## What you will do
From the entries below, gather every line containing the string "заведений".
** start Input rows **
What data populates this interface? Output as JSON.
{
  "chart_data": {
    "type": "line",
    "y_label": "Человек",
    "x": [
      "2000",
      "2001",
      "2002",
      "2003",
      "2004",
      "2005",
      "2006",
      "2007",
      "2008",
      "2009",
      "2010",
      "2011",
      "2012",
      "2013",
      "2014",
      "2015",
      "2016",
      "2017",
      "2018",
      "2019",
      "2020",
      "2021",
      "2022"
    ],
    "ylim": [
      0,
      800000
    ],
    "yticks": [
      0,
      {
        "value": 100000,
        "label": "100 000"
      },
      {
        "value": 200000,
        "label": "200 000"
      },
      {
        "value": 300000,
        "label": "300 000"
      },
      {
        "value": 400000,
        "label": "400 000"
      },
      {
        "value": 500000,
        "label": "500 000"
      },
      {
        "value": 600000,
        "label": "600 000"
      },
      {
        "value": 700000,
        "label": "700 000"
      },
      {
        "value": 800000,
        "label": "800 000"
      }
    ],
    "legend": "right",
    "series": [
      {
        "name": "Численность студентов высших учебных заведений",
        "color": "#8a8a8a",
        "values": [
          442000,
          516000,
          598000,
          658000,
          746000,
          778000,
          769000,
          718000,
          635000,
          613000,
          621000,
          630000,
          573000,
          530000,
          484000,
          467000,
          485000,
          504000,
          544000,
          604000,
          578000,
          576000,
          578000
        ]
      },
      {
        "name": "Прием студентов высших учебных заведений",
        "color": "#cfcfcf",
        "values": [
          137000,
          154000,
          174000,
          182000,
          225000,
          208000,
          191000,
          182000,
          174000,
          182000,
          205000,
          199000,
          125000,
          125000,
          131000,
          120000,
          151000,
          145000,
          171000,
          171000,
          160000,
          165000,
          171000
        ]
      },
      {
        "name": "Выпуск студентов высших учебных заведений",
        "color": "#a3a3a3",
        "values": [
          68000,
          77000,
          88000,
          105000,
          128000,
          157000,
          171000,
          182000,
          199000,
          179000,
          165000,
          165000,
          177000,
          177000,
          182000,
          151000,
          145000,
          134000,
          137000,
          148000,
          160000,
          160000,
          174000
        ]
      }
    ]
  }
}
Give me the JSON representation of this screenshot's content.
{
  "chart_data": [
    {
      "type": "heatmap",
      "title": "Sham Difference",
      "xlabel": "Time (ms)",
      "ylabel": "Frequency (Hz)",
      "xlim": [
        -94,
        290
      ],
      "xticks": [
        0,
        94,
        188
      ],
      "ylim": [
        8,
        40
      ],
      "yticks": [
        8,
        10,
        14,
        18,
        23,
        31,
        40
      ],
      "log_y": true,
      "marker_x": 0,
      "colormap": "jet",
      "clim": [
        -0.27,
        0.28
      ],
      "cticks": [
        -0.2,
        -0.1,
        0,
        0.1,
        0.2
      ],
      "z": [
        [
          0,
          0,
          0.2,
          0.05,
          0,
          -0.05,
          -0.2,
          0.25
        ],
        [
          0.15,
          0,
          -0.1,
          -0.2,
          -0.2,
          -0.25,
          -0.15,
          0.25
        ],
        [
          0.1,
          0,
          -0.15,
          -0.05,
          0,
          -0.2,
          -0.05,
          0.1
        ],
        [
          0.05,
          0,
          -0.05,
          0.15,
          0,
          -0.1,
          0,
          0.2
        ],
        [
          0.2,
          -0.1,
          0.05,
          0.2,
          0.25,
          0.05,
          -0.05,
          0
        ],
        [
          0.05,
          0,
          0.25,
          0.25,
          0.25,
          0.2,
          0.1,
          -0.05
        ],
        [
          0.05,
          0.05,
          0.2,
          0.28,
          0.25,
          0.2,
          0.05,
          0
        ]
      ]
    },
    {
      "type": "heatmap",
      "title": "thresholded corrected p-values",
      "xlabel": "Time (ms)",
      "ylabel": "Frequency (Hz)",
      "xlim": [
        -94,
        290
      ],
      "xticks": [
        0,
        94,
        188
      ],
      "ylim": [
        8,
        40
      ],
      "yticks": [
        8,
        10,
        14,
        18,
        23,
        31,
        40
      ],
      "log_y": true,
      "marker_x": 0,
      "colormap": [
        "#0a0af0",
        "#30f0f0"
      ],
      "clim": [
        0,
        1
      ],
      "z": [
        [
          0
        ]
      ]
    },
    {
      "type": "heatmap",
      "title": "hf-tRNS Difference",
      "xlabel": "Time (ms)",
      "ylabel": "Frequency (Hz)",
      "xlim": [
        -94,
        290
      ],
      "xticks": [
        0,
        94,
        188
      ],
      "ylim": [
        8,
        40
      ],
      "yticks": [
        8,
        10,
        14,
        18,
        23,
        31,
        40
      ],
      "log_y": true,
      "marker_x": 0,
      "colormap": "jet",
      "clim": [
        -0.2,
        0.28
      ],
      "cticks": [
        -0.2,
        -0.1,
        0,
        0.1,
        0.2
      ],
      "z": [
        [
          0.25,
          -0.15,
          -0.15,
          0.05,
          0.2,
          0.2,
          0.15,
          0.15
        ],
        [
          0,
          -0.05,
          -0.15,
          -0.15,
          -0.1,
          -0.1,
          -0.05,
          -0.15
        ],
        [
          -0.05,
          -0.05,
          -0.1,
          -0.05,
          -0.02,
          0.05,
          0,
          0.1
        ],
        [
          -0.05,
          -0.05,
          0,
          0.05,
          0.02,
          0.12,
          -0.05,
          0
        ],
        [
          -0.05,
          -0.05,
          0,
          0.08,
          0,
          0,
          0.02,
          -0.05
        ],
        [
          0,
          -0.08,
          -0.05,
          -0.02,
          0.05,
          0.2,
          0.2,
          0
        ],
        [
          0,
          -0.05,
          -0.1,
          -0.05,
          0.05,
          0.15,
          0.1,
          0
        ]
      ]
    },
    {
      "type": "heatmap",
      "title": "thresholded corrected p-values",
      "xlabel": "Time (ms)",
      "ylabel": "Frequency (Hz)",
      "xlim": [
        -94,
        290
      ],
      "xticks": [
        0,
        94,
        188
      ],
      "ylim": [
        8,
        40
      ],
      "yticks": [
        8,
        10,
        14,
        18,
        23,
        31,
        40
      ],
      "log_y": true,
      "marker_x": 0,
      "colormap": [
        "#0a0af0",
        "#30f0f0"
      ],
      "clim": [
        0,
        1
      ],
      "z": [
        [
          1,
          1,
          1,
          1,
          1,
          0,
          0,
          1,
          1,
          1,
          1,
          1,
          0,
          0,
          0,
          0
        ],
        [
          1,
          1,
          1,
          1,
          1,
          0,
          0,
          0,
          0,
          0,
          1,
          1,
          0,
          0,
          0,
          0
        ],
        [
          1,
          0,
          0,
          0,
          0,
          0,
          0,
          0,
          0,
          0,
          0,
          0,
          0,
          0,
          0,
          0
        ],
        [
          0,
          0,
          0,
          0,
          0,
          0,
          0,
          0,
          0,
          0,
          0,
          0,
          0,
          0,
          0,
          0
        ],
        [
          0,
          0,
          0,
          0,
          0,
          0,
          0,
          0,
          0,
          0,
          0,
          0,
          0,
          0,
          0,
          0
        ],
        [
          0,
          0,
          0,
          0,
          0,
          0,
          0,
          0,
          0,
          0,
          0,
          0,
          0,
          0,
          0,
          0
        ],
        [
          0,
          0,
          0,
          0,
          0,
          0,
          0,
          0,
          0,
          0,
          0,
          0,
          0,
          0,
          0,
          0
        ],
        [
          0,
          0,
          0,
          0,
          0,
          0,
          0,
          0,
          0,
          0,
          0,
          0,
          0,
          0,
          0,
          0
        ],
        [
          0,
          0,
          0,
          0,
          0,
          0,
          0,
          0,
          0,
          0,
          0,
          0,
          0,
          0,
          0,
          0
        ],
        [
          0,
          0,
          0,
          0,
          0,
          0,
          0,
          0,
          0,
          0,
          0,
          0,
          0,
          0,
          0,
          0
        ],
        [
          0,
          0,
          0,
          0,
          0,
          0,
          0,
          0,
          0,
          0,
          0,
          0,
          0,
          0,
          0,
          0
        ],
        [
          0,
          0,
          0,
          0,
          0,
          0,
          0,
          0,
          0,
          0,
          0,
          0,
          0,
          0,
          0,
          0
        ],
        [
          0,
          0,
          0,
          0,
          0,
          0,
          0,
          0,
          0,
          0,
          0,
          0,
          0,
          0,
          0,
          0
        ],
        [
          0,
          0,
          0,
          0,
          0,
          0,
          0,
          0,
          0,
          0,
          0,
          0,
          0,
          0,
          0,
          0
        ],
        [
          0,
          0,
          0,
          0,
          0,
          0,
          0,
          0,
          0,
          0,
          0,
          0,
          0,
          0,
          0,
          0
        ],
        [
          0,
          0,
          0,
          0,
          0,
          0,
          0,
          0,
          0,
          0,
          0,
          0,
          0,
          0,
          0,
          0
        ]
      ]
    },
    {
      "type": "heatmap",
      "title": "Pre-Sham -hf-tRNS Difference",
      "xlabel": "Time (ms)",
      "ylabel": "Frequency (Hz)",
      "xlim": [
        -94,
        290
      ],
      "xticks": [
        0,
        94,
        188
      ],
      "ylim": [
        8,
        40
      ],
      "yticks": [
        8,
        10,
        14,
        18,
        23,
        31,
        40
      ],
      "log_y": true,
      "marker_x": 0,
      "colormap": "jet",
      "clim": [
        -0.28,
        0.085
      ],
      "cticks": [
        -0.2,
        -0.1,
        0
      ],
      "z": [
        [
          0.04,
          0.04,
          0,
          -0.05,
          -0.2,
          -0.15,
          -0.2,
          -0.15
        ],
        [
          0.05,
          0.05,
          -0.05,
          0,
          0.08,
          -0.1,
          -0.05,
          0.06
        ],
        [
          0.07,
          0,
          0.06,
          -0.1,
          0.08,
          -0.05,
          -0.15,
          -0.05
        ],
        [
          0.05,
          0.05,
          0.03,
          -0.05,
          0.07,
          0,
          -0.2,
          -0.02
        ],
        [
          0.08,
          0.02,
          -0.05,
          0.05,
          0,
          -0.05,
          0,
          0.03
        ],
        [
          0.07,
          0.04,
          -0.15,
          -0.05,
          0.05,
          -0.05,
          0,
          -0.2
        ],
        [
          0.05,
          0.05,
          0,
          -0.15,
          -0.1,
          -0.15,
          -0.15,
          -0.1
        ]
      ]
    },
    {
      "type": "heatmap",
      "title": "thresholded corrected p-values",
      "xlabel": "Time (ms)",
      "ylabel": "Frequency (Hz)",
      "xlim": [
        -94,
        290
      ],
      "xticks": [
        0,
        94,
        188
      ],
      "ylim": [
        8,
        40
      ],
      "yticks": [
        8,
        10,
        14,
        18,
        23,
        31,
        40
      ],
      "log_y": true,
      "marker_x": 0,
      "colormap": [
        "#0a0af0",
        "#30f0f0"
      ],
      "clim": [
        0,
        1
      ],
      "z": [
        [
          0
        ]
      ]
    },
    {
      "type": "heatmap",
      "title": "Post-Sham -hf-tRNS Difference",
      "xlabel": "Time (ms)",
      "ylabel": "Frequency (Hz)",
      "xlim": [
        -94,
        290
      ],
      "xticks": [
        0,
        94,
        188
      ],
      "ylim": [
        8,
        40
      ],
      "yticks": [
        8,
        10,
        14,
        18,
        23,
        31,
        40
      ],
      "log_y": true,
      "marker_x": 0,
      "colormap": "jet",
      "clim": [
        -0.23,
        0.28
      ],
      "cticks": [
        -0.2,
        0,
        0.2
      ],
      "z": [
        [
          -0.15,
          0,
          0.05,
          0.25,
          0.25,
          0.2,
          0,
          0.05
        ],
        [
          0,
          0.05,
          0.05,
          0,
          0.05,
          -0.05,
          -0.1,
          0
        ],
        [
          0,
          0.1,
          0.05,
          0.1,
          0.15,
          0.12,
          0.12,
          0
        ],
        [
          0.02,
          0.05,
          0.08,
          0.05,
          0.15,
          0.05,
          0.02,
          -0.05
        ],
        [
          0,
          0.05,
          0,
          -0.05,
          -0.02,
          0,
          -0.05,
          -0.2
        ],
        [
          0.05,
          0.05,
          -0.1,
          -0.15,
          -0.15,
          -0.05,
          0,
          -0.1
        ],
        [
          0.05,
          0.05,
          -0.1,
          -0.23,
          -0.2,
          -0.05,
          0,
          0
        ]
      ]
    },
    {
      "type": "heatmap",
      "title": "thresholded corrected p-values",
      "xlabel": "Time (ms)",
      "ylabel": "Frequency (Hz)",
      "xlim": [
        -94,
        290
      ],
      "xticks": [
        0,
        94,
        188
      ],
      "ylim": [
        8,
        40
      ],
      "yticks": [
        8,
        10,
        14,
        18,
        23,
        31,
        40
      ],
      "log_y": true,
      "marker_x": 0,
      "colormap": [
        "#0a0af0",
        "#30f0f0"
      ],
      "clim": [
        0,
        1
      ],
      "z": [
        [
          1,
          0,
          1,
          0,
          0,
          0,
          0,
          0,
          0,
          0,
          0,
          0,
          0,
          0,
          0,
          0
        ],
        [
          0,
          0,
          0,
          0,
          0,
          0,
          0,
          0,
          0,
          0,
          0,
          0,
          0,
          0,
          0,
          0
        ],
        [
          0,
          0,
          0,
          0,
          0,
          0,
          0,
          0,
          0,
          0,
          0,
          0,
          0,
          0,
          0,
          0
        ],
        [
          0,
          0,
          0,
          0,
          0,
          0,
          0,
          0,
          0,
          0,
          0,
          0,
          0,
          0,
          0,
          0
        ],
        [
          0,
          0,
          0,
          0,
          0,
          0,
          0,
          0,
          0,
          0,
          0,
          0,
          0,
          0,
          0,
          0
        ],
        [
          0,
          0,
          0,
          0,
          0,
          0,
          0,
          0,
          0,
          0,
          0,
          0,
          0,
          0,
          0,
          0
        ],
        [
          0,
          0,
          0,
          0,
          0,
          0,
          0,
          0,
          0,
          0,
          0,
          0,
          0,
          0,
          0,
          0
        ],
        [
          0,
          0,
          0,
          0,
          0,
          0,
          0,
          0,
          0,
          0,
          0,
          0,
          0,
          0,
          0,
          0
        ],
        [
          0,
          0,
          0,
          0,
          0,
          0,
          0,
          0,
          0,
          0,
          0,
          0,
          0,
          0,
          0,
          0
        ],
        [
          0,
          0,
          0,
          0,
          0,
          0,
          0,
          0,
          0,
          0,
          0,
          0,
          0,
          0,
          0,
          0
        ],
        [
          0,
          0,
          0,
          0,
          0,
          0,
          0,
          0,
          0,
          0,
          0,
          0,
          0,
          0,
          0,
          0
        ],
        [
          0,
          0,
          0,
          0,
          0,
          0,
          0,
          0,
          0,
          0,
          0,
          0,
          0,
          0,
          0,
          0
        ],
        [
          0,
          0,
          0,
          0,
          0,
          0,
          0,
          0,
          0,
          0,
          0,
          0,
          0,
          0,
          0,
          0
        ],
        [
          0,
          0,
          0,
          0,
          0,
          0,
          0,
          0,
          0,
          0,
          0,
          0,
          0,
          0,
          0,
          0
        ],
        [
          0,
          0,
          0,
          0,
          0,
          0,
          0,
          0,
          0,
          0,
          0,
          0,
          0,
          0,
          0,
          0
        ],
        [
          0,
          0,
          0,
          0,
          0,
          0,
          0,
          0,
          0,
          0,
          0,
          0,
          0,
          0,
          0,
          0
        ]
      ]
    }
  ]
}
** end Input rows **
## Reply
        "name": "Численность студентов высших учебных заведений",
        "name": "Прием студентов высших учебных заведений",
        "name": "Выпуск студентов высших учебных заведений",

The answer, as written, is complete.